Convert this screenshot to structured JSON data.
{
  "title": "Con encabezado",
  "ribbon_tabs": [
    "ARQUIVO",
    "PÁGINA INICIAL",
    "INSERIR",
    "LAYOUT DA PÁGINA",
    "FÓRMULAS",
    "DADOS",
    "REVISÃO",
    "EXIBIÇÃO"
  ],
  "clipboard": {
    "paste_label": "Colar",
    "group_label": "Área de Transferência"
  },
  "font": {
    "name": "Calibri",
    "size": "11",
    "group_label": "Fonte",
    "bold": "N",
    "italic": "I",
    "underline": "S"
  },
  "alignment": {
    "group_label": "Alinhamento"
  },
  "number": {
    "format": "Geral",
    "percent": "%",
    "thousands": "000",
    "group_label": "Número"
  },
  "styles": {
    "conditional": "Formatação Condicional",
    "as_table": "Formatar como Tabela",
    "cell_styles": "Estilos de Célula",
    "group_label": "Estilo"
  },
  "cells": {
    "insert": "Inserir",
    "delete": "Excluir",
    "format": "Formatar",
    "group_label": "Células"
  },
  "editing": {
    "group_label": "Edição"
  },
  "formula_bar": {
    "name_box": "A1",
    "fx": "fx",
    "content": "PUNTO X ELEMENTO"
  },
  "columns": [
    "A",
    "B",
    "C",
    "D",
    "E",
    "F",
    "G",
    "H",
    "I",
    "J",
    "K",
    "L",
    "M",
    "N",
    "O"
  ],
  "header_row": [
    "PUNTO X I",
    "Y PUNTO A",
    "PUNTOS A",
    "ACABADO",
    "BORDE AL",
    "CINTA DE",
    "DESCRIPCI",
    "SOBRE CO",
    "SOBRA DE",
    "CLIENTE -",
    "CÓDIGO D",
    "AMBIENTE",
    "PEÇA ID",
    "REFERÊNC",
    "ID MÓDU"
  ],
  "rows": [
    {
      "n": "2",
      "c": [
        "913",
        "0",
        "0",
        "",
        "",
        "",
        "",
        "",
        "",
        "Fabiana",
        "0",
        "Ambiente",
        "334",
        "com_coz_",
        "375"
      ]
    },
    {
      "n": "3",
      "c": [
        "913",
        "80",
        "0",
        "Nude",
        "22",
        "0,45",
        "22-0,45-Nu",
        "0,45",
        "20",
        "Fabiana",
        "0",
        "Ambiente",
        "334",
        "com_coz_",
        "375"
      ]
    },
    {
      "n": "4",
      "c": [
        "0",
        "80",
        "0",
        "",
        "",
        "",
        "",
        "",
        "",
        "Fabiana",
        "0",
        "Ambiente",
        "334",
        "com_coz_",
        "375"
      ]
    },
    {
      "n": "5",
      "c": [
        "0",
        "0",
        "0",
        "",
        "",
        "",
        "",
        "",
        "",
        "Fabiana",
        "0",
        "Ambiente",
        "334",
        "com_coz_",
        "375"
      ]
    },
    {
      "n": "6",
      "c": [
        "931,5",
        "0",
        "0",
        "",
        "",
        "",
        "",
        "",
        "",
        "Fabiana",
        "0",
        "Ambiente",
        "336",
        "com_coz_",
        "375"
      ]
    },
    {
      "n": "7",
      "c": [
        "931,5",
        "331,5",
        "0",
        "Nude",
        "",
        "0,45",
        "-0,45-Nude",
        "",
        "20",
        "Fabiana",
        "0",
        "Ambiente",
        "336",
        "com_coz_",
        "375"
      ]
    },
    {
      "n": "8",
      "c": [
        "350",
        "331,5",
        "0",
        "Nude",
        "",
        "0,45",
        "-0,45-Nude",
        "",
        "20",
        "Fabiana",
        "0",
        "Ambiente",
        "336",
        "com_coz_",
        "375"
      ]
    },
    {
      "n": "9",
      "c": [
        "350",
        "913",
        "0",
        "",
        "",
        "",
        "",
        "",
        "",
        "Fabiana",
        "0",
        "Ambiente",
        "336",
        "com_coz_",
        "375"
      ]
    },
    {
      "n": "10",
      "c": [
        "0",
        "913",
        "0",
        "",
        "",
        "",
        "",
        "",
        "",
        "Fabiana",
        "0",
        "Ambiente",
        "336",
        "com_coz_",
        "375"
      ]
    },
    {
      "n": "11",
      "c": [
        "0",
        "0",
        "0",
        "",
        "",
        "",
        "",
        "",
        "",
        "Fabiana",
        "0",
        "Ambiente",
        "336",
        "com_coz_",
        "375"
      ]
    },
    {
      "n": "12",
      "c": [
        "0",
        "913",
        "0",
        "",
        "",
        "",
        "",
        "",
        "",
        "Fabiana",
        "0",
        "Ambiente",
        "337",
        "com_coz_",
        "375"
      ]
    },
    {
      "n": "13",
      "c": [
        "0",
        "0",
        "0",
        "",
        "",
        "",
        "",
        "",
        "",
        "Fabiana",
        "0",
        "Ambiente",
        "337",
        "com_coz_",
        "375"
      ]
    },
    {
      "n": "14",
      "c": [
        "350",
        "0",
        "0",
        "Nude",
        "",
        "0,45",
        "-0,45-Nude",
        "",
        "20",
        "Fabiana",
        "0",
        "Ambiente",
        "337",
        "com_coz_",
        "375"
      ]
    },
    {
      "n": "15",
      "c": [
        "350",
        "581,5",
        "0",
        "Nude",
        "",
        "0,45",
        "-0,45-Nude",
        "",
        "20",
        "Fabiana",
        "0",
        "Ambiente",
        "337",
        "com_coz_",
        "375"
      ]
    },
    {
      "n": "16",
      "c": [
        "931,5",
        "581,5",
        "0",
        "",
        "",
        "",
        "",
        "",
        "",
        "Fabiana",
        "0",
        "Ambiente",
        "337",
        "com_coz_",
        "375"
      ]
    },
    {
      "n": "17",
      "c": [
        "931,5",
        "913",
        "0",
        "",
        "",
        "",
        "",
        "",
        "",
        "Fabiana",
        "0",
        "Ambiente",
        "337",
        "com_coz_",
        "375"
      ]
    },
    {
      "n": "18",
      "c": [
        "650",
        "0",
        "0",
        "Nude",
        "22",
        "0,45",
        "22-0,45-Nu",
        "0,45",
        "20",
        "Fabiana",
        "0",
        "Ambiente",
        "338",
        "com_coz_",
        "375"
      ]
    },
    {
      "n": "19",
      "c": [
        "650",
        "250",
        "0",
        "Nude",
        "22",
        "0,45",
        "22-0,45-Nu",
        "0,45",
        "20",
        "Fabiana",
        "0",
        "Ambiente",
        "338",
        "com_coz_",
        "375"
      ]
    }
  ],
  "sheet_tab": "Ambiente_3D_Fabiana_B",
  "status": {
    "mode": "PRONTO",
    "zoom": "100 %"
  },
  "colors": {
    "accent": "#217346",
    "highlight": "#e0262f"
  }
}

------------------------

» **Written task**: All of the records must be retyped exactly as they are.

» **Correct answer**:
Convert this screenshot to structured JSON data.
{
  "title": "Con encabezado",
  "ribbon_tabs": [
    "ARQUIVO",
    "PÁGINA INICIAL",
    "INSERIR",
    "LAYOUT DA PÁGINA",
    "FÓRMULAS",
    "DADOS",
    "REVISÃO",
    "EXIBIÇÃO"
  ],
  "clipboard": {
    "paste_label": "Colar",
    "group_label": "Área de Transferência"
  },
  "font": {
    "name": "Calibri",
    "size": "11",
    "group_label": "Fonte",
    "bold": "N",
    "italic": "I",
    "underline": "S"
  },
  "alignment": {
    "group_label": "Alinhamento"
  },
  "number": {
    "format": "Geral",
    "percent": "%",
    "thousands": "000",
    "group_label": "Número"
  },
  "styles": {
    "conditional": "Formatação Condicional",
    "as_table": "Formatar como Tabela",
    "cell_styles": "Estilos de Célula",
    "group_label": "Estilo"
  },
  "cells": {
    "insert": "Inserir",
    "delete": "Excluir",
    "format": "Formatar",
    "group_label": "Células"
  },
  "editing": {
    "group_label": "Edição"
  },
  "formula_bar": {
    "name_box": "A1",
    "fx": "fx",
    "content": "PUNTO X ELEMENTO"
  },
  "columns": [
    "A",
    "B",
    "C",
    "D",
    "E",
    "F",
    "G",
    "H",
    "I",
    "J",
    "K",
    "L",
    "M",
    "N",
    "O"
  ],
  "header_row": [
    "PUNTO X I",
    "Y PUNTO A",
    "PUNTOS A",
    "ACABADO",
    "BORDE AL",
    "CINTA DE",
    "DESCRIPCI",
    "SOBRE CO",
    "SOBRA DE",
    "CLIENTE -",
    "CÓDIGO D",
    "AMBIENTE",
    "PEÇA ID",
    "REFERÊNC",
    "ID MÓDU"
  ],
  "rows": [
    {
      "n": "2",
      "c": [
        "913",
        "0",
        "0",
        "",
        "",
        "",
        "",
        "",
        "",
        "Fabiana",
        "0",
        "Ambiente",
        "334",
        "com_coz_",
        "375"
      ]
    },
    {
      "n": "3",
      "c": [
        "913",
        "80",
        "0",
        "Nude",
        "22",
        "0,45",
        "22-0,45-Nu",
        "0,45",
        "20",
        "Fabiana",
        "0",
        "Ambiente",
        "334",
        "com_coz_",
        "375"
      ]
    },
    {
      "n": "4",
      "c": [
        "0",
        "80",
        "0",
        "",
        "",
        "",
        "",
        "",
        "",
        "Fabiana",
        "0",
        "Ambiente",
        "334",
        "com_coz_",
        "375"
      ]
    },
    {
      "n": "5",
      "c": [
        "0",
        "0",
        "0",
        "",
        "",
        "",
        "",
        "",
        "",
        "Fabiana",
        "0",
        "Ambiente",
        "334",
        "com_coz_",
        "375"
      ]
    },
    {
      "n": "6",
      "c": [
        "931,5",
        "0",
        "0",
        "",
        "",
        "",
        "",
        "",
        "",
        "Fabiana",
        "0",
        "Ambiente",
        "336",
        "com_coz_",
        "375"
      ]
    },
    {
      "n": "7",
      "c": [
        "931,5",
        "331,5",
        "0",
        "Nude",
        "",
        "0,45",
        "-0,45-Nude",
        "",
        "20",
        "Fabiana",
        "0",
        "Ambiente",
        "336",
        "com_coz_",
        "375"
      ]
    },
    {
      "n": "8",
      "c": [
        "350",
        "331,5",
        "0",
        "Nude",
        "",
        "0,45",
        "-0,45-Nude",
        "",
        "20",
        "Fabiana",
        "0",
        "Ambiente",
        "336",
        "com_coz_",
        "375"
      ]
    },
    {
      "n": "9",
      "c": [
        "350",
        "913",
        "0",
        "",
        "",
        "",
        "",
        "",
        "",
        "Fabiana",
        "0",
        "Ambiente",
        "336",
        "com_coz_",
        "375"
      ]
    },
    {
      "n": "10",
      "c": [
        "0",
        "913",
        "0",
        "",
        "",
        "",
        "",
        "",
        "",
        "Fabiana",
        "0",
        "Ambiente",
        "336",
        "com_coz_",
        "375"
      ]
    },
    {
      "n": "11",
      "c": [
        "0",
        "0",
        "0",
        "",
        "",
        "",
        "",
        "",
        "",
        "Fabiana",
        "0",
        "Ambiente",
        "336",
        "com_coz_",
        "375"
      ]
    },
    {
      "n": "12",
      "c": [
        "0",
        "913",
        "0",
        "",
        "",
        "",
        "",
        "",
        "",
        "Fabiana",
        "0",
        "Ambiente",
        "337",
        "com_coz_",
        "375"
      ]
    },
    {
      "n": "13",
      "c": [
        "0",
        "0",
        "0",
        "",
        "",
        "",
        "",
        "",
        "",
        "Fabiana",
        "0",
        "Ambiente",
        "337",
        "com_coz_",
        "375"
      ]
    },
    {
      "n": "14",
      "c": [
        "350",
        "0",
        "0",
        "Nude",
        "",
        "0,45",
        "-0,45-Nude",
        "",
        "20",
        "Fabiana",
        "0",
        "Ambiente",
        "337",
        "com_coz_",
        "375"
      ]
    },
    {
      "n": "15",
      "c": [
        "350",
        "581,5",
        "0",
        "Nude",
        "",
        "0,45",
        "-0,45-Nude",
        "",
        "20",
        "Fabiana",
        "0",
        "Ambiente",
        "337",
        "com_coz_",
        "375"
      ]
    },
    {
      "n": "16",
      "c": [
        "931,5",
        "581,5",
        "0",
        "",
        "",
        "",
        "",
        "",
        "",
        "Fabiana",
        "0",
        "Ambiente",
        "337",
        "com_coz_",
        "375"
      ]
    },
    {
      "n": "17",
      "c": [
        "931,5",
        "913",
        "0",
        "",
        "",
        "",
        "",
        "",
        "",
        "Fabiana",
        "0",
        "Ambiente",
        "337",
        "com_coz_",
        "375"
      ]
    },
    {
      "n": "18",
      "c": [
        "650",
        "0",
        "0",
        "Nude",
        "22",
        "0,45",
        "22-0,45-Nu",
        "0,45",
        "20",
        "Fabiana",
        "0",
        "Ambiente",
        "338",
        "com_coz_",
        "375"
      ]
    },
    {
      "n": "19",
      "c": [
        "650",
        "250",
        "0",
        "Nude",
        "22",
        "0,45",
        "22-0,45-Nu",
        "0,45",
        "20",
        "Fabiana",
        "0",
        "Ambiente",
        "338",
        "com_coz_",
        "375"
      ]
    }
  ],
  "sheet_tab": "Ambiente_3D_Fabiana_B",
  "status": {
    "mode": "PRONTO",
    "zoom": "100 %"
  },
  "colors": {
    "accent": "#217346",
    "highlight": "#e0262f"
  }
}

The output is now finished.